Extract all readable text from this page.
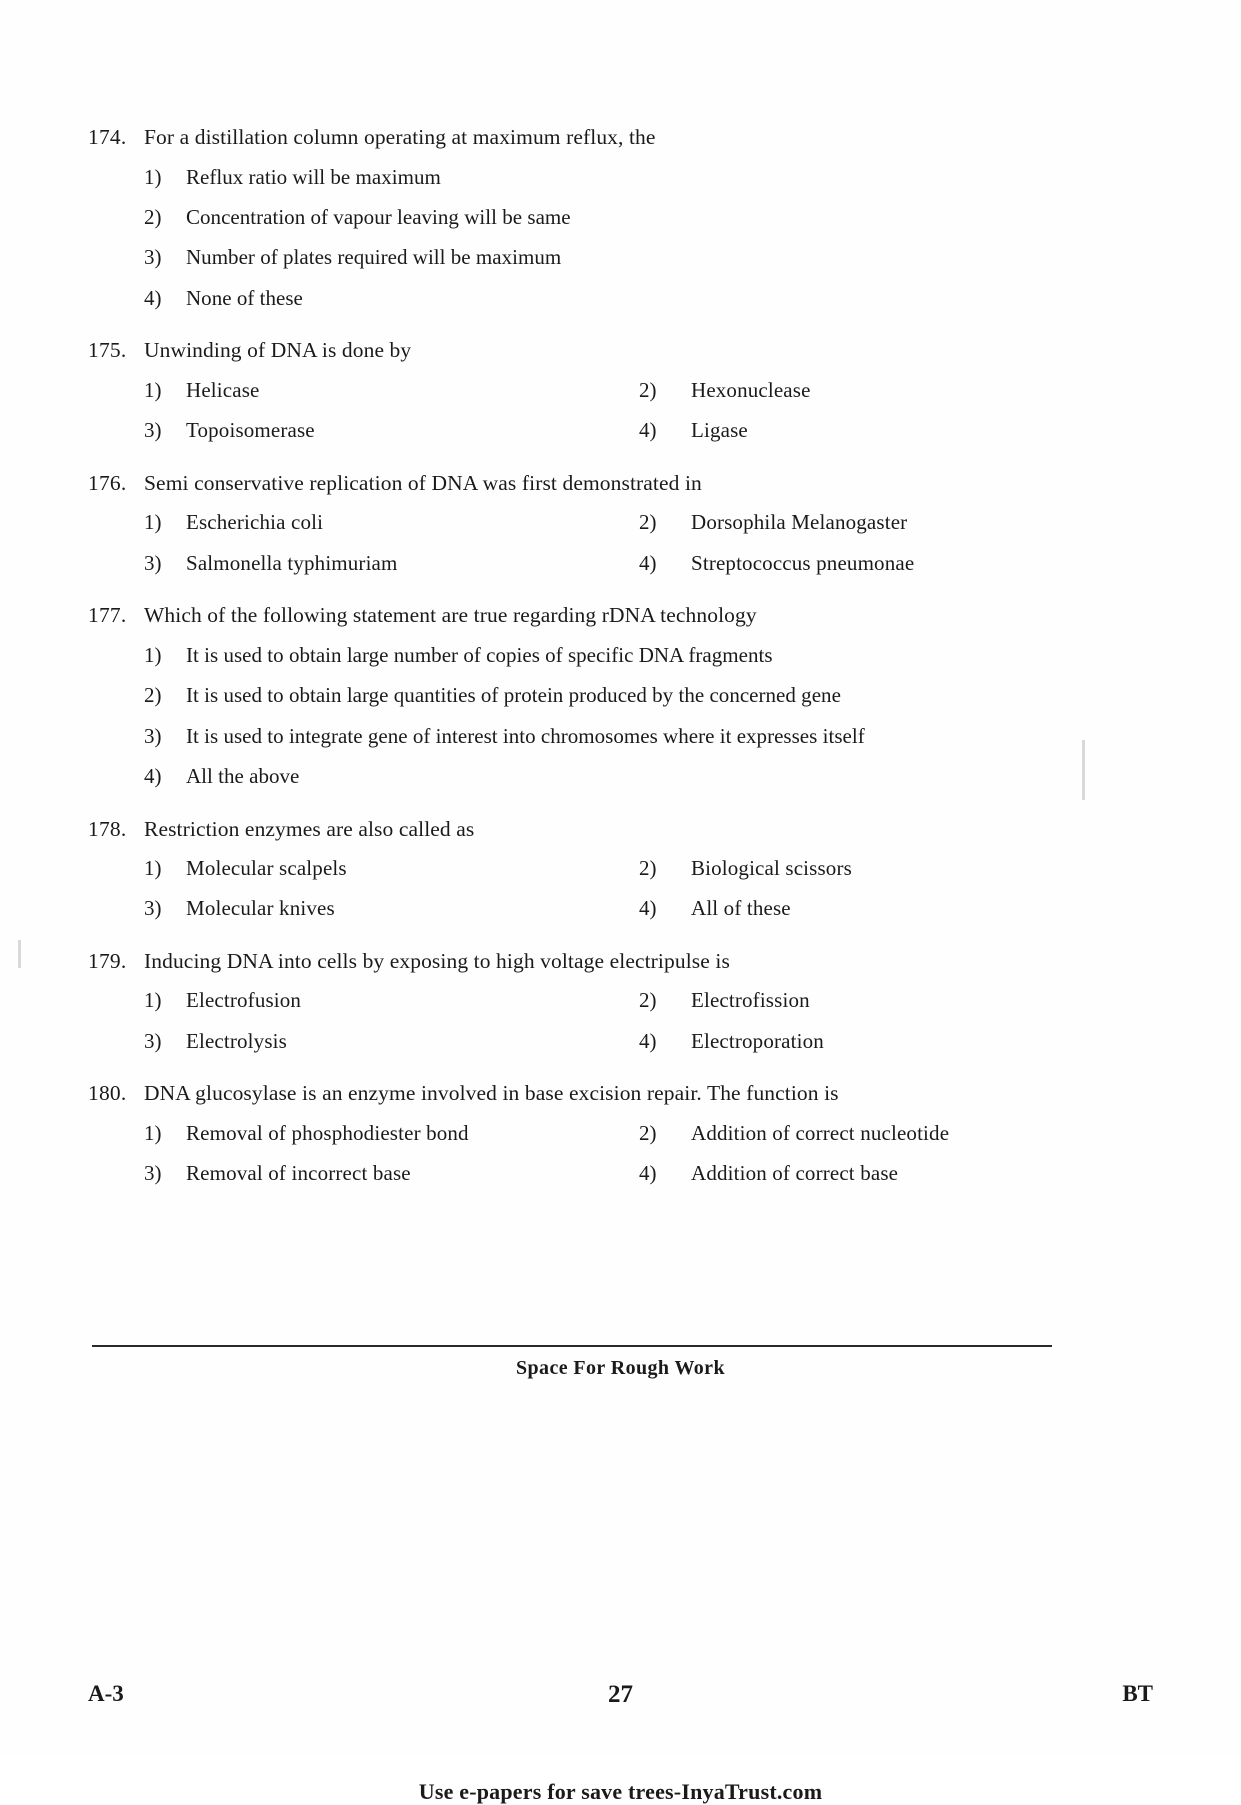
174. For a distillation column operating at maximum reflux, the
1)	Reflux ratio will be maximum
2)	Concentration of vapour leaving will be same
3)	Number of plates required will be maximum
4)	None of these
175. Unwinding of DNA is done by
1)	Helicase	2)	Hexonuclease
3)	Topoisomerase	4)	Ligase
176. Semi conservative replication of DNA was first demonstrated in
1)	Escherichia coli	2)	Dorsophila Melanogaster
3)	Salmonella typhimuriam	4)	Streptococcus pneumonae
177. Which of the following statement are true regarding rDNA technology
1)	It is used to obtain large number of copies of specific DNA fragments
2)	It is used to obtain large quantities of protein produced by the concerned gene
3)	It is used to integrate gene of interest into chromosomes where it expresses itself
4)	All the above
178. Restriction enzymes are also called as
1)	Molecular scalpels	2)	Biological scissors
3)	Molecular knives	4)	All of these
179. Inducing DNA into cells by exposing to high voltage electripulse is
1)	Electrofusion	2)	Electrofission
3)	Electrolysis	4)	Electroporation
180. DNA glucosylase is an enzyme involved in base excision repair. The function is
1)	Removal of phosphodiester bond	2)	Addition of correct nucleotide
3)	Removal of incorrect base	4)	Addition of correct base
Space For Rough Work
A-3	27	BT
Use e-papers for save trees-InyaTrust.com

* _Task objective_
The reply must consist of the records, repeated exactly, minus any images.

* _Response to this exercise_
Extract all readable text from this page.
174. For a distillation column operating at maximum reflux, the
1)	Reflux ratio will be maximum
2)	Concentration of vapour leaving will be same
3)	Number of plates required will be maximum
4)	None of these
175. Unwinding of DNA is done by
1)	Helicase	2)	Hexonuclease
3)	Topoisomerase	4)	Ligase
176. Semi conservative replication of DNA was first demonstrated in
1)	Escherichia coli	2)	Dorsophila Melanogaster
3)	Salmonella typhimuriam	4)	Streptococcus pneumonae
177. Which of the following statement are true regarding rDNA technology
1)	It is used to obtain large number of copies of specific DNA fragments
2)	It is used to obtain large quantities of protein produced by the concerned gene
3)	It is used to integrate gene of interest into chromosomes where it expresses itself
4)	All the above
178. Restriction enzymes are also called as
1)	Molecular scalpels	2)	Biological scissors
3)	Molecular knives	4)	All of these
179. Inducing DNA into cells by exposing to high voltage electripulse is
1)	Electrofusion	2)	Electrofission
3)	Electrolysis	4)	Electroporation
180. DNA glucosylase is an enzyme involved in base excision repair. The function is
1)	Removal of phosphodiester bond	2)	Addition of correct nucleotide
3)	Removal of incorrect base	4)	Addition of correct base
Space For Rough Work
A-3	27	BT
Use e-papers for save trees-InyaTrust.com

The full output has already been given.